The Reagan administration's lawsuit was dismissed before any of the claims made by the current administration could be put to a real test. In his opinion dismissing the case, Judge John Lewis Smith Jr. said, "The two branches [should] settle their differences without further judicial involvement," which is eventually what happened -- the Reagan administration turned over the documents sought by the House.

A quarter century later, another administration has decided to do battle. But if Congress backs down on its contempt threat without fighting, or fights the Bush administration and loses, it still has two options left to compel full testimony from Harriet Miers and Sara Taylor. It can pursue civil contempt proceedings in court, or it can attempt to use its own "inherent contempt" power to arrest and detain Miers or anyone else who has failed to comply with a subpoena, and then hold its own trial. Congress could hold any persons thus detained until they complied or until the end of the session of Congress, whichever came first. It has not used that power since 1934.

- DATA RECORDS:
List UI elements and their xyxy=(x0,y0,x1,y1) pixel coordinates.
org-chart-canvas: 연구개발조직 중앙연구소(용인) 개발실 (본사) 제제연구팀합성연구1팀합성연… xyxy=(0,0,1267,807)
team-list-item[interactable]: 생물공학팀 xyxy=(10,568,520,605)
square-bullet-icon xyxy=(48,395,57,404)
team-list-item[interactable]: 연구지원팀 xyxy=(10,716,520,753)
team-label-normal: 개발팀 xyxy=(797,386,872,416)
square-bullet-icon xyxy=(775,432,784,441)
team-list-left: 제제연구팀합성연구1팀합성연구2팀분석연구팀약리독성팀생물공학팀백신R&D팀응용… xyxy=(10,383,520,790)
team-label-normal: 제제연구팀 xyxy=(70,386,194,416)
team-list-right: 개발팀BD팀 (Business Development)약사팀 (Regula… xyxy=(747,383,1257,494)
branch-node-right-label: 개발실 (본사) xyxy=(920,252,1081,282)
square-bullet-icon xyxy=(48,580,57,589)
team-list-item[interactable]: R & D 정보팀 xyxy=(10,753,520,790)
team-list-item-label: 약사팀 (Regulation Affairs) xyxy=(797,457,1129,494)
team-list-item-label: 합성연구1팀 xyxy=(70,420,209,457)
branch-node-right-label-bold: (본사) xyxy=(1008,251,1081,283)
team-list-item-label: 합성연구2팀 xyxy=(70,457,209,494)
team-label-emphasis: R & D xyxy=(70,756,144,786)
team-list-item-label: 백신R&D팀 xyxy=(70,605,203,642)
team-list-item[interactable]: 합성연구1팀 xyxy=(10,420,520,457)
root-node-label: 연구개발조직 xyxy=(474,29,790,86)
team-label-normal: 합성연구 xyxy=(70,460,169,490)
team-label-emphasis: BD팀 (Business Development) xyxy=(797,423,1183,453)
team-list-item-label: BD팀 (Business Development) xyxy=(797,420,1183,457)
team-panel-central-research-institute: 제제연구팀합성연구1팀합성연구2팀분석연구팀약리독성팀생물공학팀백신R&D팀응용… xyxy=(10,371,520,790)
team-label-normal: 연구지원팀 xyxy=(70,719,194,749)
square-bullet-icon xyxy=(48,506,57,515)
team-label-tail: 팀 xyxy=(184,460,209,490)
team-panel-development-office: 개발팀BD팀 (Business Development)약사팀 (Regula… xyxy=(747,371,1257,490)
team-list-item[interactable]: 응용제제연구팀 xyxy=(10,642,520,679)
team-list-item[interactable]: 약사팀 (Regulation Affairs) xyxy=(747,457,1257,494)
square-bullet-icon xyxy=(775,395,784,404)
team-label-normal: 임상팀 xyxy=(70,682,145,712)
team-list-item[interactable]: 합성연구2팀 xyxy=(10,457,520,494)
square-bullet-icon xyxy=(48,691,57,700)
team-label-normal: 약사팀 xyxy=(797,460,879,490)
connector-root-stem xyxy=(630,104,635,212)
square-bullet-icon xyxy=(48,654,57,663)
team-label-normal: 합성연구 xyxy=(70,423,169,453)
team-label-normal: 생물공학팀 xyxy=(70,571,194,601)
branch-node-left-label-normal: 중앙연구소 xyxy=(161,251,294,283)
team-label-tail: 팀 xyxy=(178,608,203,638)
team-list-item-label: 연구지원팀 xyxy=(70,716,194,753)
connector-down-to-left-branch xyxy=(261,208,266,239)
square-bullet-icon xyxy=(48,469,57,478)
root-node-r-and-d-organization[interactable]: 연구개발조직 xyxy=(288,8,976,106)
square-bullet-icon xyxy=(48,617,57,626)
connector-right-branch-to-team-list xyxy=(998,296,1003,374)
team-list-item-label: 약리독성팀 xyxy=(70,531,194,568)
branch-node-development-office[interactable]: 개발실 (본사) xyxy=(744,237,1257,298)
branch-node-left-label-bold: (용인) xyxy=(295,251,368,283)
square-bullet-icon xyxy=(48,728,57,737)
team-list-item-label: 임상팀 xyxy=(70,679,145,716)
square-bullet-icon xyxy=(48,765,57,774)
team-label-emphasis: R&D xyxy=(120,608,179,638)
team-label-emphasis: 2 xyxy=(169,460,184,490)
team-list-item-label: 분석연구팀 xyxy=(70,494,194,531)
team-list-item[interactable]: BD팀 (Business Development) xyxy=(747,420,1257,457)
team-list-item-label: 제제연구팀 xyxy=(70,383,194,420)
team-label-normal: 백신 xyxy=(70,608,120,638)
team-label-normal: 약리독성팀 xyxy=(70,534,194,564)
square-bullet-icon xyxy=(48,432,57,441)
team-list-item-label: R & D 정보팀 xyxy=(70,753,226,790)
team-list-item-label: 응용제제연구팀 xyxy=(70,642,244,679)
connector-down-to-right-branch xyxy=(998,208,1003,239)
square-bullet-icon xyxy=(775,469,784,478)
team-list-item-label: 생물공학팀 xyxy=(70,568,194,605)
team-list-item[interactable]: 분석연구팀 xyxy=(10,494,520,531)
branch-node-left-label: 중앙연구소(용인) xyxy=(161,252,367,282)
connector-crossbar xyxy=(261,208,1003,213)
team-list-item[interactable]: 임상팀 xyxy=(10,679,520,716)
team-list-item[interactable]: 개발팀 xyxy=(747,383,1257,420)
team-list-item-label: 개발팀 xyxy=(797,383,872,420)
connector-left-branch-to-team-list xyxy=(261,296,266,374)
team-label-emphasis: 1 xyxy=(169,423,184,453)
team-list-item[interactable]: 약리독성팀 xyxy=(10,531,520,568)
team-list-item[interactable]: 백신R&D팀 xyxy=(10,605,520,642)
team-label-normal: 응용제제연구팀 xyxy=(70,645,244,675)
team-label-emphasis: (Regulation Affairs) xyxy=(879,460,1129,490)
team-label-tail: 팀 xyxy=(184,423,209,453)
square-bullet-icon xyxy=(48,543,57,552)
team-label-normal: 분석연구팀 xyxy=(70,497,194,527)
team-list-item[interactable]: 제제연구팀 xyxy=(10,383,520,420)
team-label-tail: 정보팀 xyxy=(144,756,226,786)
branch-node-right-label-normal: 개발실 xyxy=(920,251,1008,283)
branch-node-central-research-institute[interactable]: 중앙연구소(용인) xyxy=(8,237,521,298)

- PROBLEMS TO SOLVE:
1/ Please rewrite the passage on congressional contempt power from "The Reagan administration's" up to and including "by the House.", switching "Reagan administration" to "earlier administration".
2/ Resume the passage on congressional contempt power where its last sentence ends.

- ANSWERS TO THE EXERCISES:
1/
The earlier administration's lawsuit was dismissed before any of the claims made by the current administration could be put to a real test. In his opinion dismissing the case, Judge John Lewis Smith Jr. said, "The two branches [should] settle their differences without further judicial involvement," which is eventually what happened -- the earlier administration turned over the documents sought by the House.

2/
But some proponents of congressional power argue that all these remedies come with their own problems, leaving Congress at a disadvantage in fights with the executive. In an article for Roll Call that ran just a day before the Post's July 19 story, Paul M. Thompson, who was an assistant U.S. attorney from 2002 to 2005 and then served as counsel to former Sen. Mike DeWine, R-Ohio, on the Senate Judiciary Committee, argued that Congress needs to give itself new powers for its fights with the executive branch.

"The process we have right now when Congress gets into a dispute with the executive is like the New York Yankees playing a Little League baseball team," Thompson said in an interview. "The executive is the Yankees, Congress is the Little League team, and there is absolutely nobody to be the umpire."

Thompson said he tends to believe that the executive branch has the power it asserted last week, but thinks that's beside the point. What Thompson wants to see is a change in the law, so that Congress has powers like, for example, the federal courts or the secretary of agriculture, both of whom can pursue contempt charges essentially on their own.

"The way the system is set up institutionally, [Congress] can never get a resolution on these matters," Thompson said. "It's almost a beat-the-clock situation for the president ... We need -- and I don't have any clear answers yet -- we need to figure out a process that works better than the one that's in place."

Sen. Leahy might agree. (He was traveling and unavailable for comment beyond the statement referenced earlier in this article.) In 2000 he used the apparent weakness of Congress' position to argue against Congress' citing a White House official for contempt. But at that time, Republicans controlled Congress and the official was a Democrat -- Attorney General Janet Reno. Dismissing the efficacy of both the criminal and the civil contempt procedures, Leahy said Congress' only option was to use its inherent contempt power -- and he dismissed that as well, calling it "an embarrassing spectacle."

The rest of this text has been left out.